Objective:
Look through the records below and collect all lines that hold the string "other".

::: Data to use

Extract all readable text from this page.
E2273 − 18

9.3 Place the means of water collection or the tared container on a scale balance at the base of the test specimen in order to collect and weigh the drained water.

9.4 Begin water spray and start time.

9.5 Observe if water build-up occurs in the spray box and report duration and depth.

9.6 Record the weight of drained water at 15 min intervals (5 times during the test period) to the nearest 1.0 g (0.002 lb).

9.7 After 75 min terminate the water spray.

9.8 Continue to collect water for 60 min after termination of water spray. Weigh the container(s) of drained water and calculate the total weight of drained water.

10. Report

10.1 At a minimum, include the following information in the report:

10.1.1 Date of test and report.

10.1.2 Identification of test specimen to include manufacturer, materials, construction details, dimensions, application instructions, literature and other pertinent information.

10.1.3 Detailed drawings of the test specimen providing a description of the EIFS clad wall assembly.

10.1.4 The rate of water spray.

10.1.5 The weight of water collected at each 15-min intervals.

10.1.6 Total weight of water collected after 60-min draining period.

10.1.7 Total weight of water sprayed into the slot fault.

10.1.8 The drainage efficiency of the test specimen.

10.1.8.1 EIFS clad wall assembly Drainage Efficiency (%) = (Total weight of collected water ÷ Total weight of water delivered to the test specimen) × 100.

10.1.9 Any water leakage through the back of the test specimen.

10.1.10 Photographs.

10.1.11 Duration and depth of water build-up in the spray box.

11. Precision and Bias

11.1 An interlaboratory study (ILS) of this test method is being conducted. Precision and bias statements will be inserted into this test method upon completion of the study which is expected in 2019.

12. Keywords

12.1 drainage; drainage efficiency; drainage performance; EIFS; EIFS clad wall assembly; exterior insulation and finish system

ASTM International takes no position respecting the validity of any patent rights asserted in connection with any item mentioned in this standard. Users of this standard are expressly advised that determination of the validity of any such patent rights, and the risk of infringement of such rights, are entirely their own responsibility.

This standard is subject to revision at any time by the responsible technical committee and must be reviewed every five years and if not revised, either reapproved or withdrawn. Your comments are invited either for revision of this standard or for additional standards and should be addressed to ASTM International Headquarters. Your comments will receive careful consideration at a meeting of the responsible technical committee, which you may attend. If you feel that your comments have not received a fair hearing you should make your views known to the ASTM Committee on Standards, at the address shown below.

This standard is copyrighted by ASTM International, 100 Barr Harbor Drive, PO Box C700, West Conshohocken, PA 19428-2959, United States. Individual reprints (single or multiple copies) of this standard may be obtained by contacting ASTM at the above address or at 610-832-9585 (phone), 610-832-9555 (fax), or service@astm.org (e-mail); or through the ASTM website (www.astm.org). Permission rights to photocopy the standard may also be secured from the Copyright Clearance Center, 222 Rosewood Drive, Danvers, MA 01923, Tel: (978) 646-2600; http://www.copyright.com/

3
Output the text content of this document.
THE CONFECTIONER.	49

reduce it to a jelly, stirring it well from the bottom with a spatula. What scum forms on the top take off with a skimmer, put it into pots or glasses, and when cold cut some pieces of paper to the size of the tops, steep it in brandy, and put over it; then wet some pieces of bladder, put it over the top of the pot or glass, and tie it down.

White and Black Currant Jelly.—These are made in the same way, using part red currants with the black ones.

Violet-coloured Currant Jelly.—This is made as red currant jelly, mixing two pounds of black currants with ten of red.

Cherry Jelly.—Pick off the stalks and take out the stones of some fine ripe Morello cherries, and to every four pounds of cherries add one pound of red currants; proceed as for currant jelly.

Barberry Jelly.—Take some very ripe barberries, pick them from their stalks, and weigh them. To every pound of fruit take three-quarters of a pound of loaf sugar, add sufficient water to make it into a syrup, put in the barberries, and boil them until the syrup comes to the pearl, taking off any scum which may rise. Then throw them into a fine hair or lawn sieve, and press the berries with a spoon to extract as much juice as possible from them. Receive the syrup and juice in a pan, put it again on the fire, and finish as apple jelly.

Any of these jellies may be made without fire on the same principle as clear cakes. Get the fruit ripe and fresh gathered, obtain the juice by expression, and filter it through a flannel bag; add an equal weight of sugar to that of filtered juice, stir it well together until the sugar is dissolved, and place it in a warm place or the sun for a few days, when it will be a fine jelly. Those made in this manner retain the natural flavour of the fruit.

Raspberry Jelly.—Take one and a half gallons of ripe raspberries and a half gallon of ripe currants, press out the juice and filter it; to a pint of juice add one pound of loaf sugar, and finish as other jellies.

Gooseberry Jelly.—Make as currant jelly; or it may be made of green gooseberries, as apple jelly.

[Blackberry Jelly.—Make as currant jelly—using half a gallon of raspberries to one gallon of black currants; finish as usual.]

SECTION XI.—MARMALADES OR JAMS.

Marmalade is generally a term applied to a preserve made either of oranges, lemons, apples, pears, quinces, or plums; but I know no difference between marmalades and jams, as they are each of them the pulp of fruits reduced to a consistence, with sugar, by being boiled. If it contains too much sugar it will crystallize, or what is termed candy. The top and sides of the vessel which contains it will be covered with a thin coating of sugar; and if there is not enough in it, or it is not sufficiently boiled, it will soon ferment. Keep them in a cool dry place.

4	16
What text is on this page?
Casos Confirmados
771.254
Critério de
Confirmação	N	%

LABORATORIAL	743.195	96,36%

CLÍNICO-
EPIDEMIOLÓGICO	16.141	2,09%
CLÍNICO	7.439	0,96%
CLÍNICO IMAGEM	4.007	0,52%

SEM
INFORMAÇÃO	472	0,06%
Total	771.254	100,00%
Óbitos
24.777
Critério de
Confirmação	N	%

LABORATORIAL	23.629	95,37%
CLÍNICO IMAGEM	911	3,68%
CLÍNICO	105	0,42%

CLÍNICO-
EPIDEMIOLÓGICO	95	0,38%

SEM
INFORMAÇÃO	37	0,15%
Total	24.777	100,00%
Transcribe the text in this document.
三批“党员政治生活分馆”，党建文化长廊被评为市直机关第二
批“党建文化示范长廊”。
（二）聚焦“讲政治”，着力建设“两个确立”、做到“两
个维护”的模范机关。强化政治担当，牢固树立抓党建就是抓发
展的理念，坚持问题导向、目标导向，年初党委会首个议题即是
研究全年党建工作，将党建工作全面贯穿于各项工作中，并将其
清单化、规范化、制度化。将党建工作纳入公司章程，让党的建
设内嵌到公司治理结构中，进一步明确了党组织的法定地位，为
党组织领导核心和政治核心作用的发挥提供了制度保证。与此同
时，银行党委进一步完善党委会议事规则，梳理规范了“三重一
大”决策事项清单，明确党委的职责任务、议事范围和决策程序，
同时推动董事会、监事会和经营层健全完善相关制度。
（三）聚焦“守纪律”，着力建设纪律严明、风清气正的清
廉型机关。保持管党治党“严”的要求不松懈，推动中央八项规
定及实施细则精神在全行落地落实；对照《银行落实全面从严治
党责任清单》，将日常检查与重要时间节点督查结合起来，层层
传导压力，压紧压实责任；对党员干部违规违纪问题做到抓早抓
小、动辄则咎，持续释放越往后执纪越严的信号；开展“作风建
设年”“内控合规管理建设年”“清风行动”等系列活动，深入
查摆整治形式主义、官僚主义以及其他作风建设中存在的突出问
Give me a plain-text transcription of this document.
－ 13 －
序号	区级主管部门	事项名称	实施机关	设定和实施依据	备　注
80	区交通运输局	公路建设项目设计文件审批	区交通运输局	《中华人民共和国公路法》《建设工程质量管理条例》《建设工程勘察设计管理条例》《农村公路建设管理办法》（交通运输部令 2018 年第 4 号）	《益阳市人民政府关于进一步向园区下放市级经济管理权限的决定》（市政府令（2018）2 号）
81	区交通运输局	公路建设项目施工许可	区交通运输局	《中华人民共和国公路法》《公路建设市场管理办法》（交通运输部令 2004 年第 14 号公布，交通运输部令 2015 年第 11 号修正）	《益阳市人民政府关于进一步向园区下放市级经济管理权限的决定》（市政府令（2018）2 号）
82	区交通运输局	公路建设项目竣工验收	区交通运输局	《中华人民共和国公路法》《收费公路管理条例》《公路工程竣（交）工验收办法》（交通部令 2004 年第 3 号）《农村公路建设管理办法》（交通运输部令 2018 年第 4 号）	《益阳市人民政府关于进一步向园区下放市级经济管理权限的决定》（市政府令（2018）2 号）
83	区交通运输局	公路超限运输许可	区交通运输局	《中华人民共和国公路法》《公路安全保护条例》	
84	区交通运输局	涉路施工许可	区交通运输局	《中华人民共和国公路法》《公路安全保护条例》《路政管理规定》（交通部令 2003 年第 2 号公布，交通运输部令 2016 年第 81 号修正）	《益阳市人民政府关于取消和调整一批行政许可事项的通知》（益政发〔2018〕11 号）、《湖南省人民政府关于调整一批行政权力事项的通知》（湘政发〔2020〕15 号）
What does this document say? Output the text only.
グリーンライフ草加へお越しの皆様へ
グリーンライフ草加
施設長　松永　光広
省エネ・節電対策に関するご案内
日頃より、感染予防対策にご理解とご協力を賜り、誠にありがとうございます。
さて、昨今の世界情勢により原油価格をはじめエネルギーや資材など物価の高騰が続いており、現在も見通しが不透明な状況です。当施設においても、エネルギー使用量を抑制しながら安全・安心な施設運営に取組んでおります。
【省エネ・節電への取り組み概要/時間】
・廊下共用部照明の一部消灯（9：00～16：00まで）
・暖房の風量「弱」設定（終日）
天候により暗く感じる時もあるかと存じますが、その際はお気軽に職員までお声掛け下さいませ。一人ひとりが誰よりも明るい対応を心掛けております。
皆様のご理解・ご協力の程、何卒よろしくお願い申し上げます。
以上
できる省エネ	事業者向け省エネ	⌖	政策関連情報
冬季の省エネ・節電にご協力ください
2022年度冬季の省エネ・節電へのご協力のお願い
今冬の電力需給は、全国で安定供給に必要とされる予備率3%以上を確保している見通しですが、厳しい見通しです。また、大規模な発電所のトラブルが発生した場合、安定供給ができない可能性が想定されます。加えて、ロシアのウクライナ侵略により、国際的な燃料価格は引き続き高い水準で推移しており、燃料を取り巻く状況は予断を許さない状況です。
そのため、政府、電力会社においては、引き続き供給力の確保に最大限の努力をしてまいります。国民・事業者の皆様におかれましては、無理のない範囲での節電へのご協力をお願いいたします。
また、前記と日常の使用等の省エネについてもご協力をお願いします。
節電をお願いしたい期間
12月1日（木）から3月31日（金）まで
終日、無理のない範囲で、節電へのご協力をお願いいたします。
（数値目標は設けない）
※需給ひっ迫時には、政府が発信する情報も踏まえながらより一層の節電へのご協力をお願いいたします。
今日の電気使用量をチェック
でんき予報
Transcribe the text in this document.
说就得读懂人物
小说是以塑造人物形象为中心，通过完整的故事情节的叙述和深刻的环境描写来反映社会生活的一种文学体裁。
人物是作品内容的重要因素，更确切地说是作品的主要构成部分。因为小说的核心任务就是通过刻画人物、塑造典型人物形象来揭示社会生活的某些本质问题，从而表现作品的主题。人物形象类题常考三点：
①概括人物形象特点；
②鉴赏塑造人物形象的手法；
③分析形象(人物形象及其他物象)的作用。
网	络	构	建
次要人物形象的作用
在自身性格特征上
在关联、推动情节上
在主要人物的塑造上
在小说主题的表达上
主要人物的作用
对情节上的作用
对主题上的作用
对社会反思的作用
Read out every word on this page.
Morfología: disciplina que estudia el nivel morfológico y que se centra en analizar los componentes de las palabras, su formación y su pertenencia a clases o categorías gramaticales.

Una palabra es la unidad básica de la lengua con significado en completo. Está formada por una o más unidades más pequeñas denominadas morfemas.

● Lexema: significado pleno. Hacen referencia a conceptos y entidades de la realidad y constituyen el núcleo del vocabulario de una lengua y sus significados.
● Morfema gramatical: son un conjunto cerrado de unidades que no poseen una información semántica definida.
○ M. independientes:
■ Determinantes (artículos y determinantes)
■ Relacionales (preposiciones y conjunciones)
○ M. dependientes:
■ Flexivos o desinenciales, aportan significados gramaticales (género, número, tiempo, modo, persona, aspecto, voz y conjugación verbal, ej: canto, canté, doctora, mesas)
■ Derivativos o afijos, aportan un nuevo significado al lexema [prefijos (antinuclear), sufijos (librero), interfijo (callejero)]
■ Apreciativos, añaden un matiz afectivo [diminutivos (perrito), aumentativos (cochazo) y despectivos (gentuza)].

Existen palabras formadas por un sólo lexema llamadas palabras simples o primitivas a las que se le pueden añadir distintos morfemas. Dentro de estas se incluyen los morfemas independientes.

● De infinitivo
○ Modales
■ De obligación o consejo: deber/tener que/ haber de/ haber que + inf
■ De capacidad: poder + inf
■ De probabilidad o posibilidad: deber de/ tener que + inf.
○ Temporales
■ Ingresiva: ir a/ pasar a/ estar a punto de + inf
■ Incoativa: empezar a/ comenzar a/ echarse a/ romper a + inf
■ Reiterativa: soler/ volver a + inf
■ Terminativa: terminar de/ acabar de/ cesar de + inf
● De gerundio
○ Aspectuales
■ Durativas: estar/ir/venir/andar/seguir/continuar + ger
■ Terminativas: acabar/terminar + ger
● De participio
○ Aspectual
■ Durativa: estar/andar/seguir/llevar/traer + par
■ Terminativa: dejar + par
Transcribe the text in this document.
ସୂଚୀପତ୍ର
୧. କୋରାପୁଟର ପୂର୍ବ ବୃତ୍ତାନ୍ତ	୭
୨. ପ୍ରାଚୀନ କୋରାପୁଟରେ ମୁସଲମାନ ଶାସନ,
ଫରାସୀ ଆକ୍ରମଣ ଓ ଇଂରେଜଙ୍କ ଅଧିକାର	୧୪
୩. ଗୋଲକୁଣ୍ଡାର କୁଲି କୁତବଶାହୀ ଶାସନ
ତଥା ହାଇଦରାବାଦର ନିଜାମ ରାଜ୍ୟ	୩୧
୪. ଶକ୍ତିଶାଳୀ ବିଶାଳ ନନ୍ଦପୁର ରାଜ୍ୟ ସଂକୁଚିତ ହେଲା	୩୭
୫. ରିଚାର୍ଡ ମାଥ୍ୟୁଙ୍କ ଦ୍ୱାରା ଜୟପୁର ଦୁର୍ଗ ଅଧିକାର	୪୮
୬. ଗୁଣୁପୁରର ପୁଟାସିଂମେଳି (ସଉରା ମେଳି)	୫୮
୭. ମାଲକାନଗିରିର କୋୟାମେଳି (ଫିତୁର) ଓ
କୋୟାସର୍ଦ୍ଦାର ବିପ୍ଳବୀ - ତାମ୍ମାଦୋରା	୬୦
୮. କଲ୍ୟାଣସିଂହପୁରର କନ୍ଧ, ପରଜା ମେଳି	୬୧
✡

::::::

Correct answer:
10.1.2 Identification of test specimen to include manufacturer, materials, construction details, dimensions, application instructions, literature and other pertinent information.
Raspberry Jelly.—Take one and a half gallons of ripe raspberries and a half gallon of ripe currants, press out the juice and filter it; to a pint of juice add one pound of loaf sugar, and finish as other jellies.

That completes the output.